(LISTED ENTRIES):
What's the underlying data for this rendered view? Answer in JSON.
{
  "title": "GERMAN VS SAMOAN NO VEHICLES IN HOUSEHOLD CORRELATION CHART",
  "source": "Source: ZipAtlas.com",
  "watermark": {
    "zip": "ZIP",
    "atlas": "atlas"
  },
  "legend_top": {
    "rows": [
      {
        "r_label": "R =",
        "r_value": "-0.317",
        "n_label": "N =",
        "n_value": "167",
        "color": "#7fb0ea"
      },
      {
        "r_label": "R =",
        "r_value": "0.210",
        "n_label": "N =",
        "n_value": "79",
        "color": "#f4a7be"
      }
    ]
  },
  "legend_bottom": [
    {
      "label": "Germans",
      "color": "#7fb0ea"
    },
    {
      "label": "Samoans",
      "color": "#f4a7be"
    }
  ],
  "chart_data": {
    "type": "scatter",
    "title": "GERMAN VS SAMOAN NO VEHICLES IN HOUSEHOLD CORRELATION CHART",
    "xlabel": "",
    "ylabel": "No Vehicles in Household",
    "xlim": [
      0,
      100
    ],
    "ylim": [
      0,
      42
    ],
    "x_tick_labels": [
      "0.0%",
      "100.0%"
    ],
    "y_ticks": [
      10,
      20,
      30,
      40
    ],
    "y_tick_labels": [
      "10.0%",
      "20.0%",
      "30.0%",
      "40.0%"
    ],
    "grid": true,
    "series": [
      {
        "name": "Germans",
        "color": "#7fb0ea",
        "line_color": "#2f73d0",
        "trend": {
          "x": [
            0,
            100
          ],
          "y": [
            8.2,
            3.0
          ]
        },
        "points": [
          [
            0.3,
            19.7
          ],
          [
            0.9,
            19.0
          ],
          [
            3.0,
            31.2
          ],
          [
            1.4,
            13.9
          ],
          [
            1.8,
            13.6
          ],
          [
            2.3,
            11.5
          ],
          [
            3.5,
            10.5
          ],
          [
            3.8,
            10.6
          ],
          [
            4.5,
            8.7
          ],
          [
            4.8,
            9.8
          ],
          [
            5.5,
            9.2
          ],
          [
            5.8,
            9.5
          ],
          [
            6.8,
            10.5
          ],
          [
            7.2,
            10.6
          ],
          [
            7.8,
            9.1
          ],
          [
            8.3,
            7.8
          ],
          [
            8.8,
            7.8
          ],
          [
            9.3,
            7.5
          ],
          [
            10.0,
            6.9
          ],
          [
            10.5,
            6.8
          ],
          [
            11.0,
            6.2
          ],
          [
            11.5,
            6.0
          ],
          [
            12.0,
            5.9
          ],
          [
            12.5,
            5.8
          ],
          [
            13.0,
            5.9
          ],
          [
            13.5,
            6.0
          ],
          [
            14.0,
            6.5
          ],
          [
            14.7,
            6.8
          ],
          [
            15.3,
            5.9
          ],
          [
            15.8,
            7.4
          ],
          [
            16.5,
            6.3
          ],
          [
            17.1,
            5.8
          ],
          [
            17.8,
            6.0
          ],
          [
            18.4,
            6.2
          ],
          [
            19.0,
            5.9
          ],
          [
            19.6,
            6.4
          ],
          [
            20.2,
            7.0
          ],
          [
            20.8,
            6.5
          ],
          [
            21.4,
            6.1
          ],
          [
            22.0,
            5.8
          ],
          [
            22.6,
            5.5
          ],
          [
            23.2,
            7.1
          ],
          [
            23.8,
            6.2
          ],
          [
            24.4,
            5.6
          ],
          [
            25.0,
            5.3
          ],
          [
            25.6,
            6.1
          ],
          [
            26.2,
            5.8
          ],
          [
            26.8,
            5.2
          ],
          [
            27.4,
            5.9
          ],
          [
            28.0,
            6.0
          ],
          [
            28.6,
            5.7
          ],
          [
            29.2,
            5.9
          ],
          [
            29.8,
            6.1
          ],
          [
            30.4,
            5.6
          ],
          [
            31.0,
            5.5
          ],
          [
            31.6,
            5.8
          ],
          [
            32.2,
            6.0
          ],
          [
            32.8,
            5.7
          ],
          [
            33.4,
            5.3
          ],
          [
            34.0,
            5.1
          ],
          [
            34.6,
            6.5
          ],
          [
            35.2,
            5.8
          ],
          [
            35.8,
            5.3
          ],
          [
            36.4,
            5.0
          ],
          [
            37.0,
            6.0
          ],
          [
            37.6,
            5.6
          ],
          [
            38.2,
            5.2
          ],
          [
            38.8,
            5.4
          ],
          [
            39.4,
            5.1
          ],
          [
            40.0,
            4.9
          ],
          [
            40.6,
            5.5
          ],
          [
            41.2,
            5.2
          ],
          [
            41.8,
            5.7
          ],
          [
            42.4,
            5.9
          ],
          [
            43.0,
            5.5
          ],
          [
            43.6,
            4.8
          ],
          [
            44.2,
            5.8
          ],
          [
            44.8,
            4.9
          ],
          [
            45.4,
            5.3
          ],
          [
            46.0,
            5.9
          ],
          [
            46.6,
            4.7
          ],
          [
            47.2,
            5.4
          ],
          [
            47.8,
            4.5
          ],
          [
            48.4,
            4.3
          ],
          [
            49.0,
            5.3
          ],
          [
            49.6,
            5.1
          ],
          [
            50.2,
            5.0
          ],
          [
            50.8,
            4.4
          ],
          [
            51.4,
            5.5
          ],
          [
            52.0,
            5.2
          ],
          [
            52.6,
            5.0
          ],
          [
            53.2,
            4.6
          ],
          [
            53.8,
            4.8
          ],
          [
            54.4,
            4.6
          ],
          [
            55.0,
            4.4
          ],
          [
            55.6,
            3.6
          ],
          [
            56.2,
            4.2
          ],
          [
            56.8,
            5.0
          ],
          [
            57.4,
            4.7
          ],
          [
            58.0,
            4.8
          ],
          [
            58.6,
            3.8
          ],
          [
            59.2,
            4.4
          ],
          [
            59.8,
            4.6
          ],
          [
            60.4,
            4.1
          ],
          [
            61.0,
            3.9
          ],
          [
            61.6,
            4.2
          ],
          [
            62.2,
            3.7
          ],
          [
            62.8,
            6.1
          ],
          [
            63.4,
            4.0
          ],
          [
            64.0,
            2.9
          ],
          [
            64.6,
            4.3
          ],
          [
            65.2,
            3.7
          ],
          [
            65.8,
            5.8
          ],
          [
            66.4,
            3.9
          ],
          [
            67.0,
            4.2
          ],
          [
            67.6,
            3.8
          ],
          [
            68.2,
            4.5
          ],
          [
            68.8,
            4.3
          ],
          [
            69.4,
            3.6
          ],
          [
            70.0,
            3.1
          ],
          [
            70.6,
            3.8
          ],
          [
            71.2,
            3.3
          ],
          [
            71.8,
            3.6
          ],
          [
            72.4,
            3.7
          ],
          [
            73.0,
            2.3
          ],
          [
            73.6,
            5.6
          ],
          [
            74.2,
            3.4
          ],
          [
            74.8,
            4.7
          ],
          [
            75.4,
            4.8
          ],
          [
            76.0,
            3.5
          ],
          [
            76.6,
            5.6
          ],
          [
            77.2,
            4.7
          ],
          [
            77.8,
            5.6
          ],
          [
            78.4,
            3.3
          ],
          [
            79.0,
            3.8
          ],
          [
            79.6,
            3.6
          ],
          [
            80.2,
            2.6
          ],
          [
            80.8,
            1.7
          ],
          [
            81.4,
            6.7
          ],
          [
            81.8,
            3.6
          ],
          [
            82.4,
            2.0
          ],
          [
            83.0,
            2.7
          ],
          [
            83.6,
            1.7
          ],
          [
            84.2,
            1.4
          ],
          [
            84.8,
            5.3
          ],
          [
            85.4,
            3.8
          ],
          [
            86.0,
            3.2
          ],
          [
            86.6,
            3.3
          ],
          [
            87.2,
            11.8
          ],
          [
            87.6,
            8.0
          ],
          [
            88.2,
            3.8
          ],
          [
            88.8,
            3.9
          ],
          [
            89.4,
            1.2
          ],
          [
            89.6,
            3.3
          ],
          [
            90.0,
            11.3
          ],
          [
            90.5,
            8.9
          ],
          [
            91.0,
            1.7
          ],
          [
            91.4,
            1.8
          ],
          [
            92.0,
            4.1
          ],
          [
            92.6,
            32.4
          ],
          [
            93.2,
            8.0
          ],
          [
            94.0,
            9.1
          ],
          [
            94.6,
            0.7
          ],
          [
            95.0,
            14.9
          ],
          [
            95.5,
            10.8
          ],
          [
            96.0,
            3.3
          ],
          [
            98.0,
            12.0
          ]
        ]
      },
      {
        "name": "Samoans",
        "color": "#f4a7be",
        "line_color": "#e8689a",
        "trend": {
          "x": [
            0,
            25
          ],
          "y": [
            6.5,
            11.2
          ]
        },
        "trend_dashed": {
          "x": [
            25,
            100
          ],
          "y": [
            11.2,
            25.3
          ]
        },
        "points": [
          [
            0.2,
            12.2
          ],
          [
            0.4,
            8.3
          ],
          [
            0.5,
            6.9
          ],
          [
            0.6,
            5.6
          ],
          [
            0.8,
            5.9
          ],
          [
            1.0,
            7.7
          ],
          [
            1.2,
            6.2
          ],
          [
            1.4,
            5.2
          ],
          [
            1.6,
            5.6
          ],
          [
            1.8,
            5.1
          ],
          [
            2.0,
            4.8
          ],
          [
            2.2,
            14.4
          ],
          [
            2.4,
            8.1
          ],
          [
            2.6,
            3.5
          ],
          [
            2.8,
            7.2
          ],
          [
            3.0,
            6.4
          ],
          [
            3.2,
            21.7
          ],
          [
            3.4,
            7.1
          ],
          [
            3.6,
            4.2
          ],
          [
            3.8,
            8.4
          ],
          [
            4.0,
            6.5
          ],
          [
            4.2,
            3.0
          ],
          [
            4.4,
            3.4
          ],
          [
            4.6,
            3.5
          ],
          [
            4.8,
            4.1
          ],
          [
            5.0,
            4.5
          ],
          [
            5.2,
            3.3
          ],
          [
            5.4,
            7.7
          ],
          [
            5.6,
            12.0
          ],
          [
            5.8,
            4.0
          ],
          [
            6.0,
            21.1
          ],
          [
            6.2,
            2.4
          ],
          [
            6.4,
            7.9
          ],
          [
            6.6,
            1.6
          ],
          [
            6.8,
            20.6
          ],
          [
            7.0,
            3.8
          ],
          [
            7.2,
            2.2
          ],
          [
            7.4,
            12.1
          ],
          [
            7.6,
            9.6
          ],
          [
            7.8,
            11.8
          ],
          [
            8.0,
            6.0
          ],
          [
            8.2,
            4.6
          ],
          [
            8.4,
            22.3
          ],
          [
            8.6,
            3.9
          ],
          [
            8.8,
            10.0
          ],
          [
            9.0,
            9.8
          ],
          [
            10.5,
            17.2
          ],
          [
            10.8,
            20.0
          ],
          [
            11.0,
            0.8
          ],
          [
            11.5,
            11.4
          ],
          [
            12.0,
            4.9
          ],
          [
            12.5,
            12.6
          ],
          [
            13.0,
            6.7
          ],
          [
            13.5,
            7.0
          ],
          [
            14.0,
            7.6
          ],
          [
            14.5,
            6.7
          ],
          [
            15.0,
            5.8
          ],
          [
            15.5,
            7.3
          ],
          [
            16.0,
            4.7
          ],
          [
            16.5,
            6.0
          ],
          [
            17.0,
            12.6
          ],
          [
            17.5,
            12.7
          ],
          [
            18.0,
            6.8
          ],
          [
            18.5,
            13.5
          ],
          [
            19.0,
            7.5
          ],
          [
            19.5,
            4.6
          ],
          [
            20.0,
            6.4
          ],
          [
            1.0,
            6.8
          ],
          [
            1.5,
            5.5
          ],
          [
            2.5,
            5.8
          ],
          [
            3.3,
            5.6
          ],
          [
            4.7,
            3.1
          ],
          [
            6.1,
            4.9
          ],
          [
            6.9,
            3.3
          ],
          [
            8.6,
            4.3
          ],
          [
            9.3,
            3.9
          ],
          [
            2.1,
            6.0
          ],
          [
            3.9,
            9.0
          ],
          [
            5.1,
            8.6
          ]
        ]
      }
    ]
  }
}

(STATED PROBLEM): Show the lines of the records that include the string "title".

(WRITTEN RESPONSE):
  "title": "GERMAN VS SAMOAN NO VEHICLES IN HOUSEHOLD CORRELATION CHART",
    "title": "GERMAN VS SAMOAN NO VEHICLES IN HOUSEHOLD CORRELATION CHART",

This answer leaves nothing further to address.